-- Start --

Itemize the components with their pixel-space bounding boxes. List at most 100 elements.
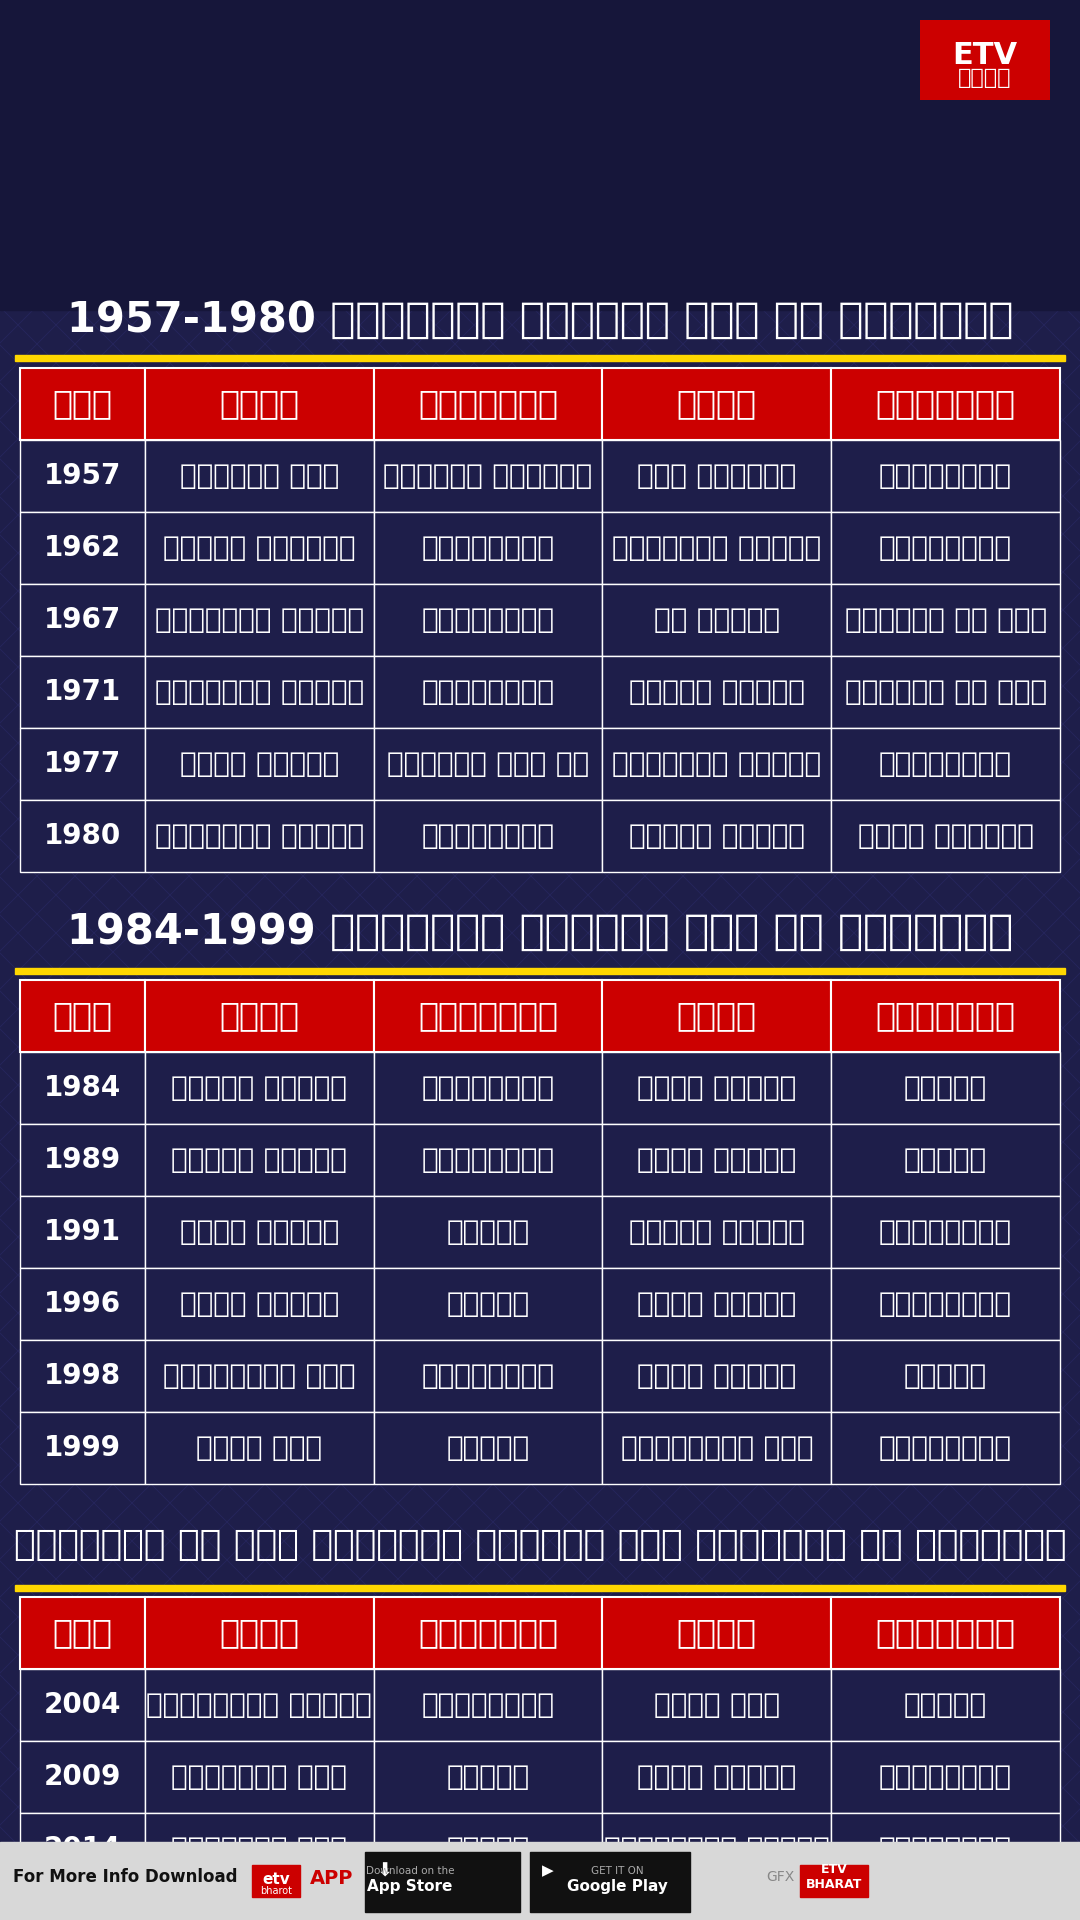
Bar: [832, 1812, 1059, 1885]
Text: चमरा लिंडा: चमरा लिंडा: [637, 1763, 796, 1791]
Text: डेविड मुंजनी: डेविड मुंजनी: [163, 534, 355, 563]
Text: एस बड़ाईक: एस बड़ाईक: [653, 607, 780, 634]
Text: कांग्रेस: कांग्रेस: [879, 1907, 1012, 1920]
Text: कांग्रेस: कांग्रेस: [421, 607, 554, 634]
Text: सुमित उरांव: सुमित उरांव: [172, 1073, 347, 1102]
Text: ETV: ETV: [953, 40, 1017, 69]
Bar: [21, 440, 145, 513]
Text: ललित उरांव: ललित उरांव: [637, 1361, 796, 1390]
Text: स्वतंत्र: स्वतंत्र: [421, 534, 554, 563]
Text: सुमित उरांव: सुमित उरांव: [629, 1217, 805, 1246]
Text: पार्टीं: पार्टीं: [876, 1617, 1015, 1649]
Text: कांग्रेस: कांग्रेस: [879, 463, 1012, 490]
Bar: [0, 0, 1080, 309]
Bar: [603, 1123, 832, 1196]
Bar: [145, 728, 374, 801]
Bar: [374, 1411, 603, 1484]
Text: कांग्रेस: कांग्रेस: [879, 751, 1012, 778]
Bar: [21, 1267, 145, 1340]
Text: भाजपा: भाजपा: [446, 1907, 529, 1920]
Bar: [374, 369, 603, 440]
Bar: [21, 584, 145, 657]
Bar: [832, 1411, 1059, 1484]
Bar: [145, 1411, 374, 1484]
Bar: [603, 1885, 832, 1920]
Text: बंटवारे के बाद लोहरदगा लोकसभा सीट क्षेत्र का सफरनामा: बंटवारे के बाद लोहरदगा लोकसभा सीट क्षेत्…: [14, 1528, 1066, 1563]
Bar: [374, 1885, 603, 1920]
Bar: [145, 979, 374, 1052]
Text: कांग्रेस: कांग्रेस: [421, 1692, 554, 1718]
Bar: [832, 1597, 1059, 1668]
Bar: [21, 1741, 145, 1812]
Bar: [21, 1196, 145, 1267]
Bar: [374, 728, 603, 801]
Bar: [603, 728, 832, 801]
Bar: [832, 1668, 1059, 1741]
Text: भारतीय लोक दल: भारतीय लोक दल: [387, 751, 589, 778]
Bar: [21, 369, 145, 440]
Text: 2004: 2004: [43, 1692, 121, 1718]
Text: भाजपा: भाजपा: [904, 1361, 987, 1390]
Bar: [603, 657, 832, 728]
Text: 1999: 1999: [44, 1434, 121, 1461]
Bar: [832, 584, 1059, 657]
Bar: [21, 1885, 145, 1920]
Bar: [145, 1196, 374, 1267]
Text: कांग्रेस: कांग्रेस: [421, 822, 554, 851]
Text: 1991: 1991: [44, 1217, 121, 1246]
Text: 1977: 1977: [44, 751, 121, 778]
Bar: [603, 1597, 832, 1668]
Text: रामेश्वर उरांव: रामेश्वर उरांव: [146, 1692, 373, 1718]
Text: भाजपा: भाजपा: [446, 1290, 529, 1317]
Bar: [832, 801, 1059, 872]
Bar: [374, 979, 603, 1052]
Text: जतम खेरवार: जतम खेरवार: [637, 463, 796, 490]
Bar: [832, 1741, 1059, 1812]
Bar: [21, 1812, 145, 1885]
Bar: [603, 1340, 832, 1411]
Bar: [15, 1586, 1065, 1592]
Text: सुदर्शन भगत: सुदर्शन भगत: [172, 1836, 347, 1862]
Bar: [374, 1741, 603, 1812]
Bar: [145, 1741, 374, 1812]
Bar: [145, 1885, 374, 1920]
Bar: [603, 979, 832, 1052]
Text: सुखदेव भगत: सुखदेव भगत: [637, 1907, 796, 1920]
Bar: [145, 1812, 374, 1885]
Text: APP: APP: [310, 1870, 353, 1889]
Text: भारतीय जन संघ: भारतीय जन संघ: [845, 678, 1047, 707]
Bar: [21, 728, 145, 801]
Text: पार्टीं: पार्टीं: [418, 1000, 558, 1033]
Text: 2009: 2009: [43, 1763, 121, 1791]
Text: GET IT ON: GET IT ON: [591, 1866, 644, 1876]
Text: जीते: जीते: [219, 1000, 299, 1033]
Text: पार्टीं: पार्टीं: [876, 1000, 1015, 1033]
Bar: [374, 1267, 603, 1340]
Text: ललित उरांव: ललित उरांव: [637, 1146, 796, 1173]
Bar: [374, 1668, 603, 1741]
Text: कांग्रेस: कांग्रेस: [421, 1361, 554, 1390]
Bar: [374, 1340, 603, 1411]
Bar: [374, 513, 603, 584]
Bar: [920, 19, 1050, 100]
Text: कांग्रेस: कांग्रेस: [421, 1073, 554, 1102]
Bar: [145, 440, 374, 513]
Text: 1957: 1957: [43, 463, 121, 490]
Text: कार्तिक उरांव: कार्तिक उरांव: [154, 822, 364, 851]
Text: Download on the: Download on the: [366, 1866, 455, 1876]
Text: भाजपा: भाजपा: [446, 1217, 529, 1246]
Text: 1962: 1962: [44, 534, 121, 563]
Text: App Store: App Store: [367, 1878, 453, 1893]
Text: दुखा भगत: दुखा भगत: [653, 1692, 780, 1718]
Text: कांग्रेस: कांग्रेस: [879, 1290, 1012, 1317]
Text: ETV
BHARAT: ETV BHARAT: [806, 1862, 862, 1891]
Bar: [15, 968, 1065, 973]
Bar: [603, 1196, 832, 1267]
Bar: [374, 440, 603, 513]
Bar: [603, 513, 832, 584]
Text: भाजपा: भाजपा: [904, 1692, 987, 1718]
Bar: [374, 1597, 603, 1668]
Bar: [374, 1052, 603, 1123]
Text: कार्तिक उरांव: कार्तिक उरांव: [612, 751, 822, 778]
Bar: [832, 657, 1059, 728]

-- End --
-- Start --

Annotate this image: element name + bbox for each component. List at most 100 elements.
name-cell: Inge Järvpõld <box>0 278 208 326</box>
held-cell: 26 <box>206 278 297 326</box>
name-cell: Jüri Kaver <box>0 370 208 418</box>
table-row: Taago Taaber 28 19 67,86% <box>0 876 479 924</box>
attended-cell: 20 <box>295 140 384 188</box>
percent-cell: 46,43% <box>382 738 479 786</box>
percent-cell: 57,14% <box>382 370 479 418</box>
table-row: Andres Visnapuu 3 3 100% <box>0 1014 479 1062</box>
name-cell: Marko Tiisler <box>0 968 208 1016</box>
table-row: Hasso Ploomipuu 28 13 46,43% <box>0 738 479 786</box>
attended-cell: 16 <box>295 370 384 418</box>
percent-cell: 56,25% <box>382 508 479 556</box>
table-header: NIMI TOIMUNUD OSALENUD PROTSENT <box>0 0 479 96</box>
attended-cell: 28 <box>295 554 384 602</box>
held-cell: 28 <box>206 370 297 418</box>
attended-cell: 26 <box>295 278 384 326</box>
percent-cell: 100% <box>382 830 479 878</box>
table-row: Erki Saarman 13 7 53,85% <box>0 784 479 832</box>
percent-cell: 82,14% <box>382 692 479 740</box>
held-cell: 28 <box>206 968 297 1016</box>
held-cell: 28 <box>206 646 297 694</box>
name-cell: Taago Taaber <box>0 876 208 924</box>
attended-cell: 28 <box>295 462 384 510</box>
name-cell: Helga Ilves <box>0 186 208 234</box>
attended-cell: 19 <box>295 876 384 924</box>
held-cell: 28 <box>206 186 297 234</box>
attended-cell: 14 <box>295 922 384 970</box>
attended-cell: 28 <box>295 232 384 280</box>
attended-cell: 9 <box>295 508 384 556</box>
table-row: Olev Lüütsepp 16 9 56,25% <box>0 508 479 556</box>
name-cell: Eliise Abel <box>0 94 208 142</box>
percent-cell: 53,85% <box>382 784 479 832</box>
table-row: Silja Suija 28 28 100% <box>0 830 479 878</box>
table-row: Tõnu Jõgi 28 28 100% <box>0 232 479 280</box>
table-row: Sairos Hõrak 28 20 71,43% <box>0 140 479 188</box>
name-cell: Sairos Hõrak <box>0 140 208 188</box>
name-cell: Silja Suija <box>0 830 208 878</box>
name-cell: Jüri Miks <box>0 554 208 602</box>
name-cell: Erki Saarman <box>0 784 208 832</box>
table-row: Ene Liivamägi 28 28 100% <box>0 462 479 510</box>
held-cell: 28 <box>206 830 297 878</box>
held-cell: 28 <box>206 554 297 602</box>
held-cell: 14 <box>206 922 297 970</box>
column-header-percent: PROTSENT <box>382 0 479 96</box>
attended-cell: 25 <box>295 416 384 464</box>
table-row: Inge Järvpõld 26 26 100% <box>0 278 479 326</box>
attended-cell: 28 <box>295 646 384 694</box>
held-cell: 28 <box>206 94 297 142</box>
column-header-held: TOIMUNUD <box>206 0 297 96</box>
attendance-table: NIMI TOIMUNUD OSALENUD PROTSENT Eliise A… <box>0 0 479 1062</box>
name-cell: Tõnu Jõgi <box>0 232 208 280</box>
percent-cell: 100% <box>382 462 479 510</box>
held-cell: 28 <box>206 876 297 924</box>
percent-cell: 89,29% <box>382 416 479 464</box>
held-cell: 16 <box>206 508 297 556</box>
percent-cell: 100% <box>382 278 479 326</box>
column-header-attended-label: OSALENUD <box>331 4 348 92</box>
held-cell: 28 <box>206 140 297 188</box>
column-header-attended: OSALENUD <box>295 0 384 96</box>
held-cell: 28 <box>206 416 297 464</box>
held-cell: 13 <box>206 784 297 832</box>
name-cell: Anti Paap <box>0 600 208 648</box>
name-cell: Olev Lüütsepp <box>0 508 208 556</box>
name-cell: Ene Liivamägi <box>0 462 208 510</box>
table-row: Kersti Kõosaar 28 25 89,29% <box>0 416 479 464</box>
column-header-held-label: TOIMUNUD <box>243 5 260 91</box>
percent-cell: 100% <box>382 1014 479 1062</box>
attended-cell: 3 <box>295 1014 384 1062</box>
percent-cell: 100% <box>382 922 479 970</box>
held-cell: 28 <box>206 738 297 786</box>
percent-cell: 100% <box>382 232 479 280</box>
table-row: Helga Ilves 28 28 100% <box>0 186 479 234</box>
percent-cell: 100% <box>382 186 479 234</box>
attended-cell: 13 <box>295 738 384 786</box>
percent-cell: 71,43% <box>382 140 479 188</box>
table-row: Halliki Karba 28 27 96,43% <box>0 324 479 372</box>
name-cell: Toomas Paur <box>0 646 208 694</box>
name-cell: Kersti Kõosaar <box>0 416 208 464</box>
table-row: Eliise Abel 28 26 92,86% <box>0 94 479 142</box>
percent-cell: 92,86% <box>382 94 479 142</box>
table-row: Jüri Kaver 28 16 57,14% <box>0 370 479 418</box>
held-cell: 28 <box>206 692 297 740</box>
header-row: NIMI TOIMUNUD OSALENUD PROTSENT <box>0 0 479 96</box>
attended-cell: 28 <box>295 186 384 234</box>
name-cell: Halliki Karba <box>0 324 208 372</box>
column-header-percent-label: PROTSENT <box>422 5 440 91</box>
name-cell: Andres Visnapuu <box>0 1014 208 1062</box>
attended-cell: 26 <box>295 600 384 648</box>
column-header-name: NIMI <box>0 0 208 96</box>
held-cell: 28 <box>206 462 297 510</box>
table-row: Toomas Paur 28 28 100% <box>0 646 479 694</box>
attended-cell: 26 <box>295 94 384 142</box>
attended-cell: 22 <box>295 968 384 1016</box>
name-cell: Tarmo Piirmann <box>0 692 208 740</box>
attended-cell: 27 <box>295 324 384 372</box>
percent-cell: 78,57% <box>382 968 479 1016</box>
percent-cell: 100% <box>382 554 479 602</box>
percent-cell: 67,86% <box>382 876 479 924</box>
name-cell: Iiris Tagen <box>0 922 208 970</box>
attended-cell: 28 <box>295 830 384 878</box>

-- End --

Written problem:
Reproduce verbatim the lines of the material above, from the line containing "Annotate this image: element" through the line containing "percent-cell: 57,14% <box>382", inclusive.

Result for this task:
Annotate this image: element name + bbox for each component. List at most 100 elements.
name-cell: Inge Järvpõld <box>0 278 208 326</box>
held-cell: 26 <box>206 278 297 326</box>
name-cell: Jüri Kaver <box>0 370 208 418</box>
table-row: Taago Taaber 28 19 67,86% <box>0 876 479 924</box>
attended-cell: 20 <box>295 140 384 188</box>
percent-cell: 46,43% <box>382 738 479 786</box>
percent-cell: 57,14% <box>382 370 479 418</box>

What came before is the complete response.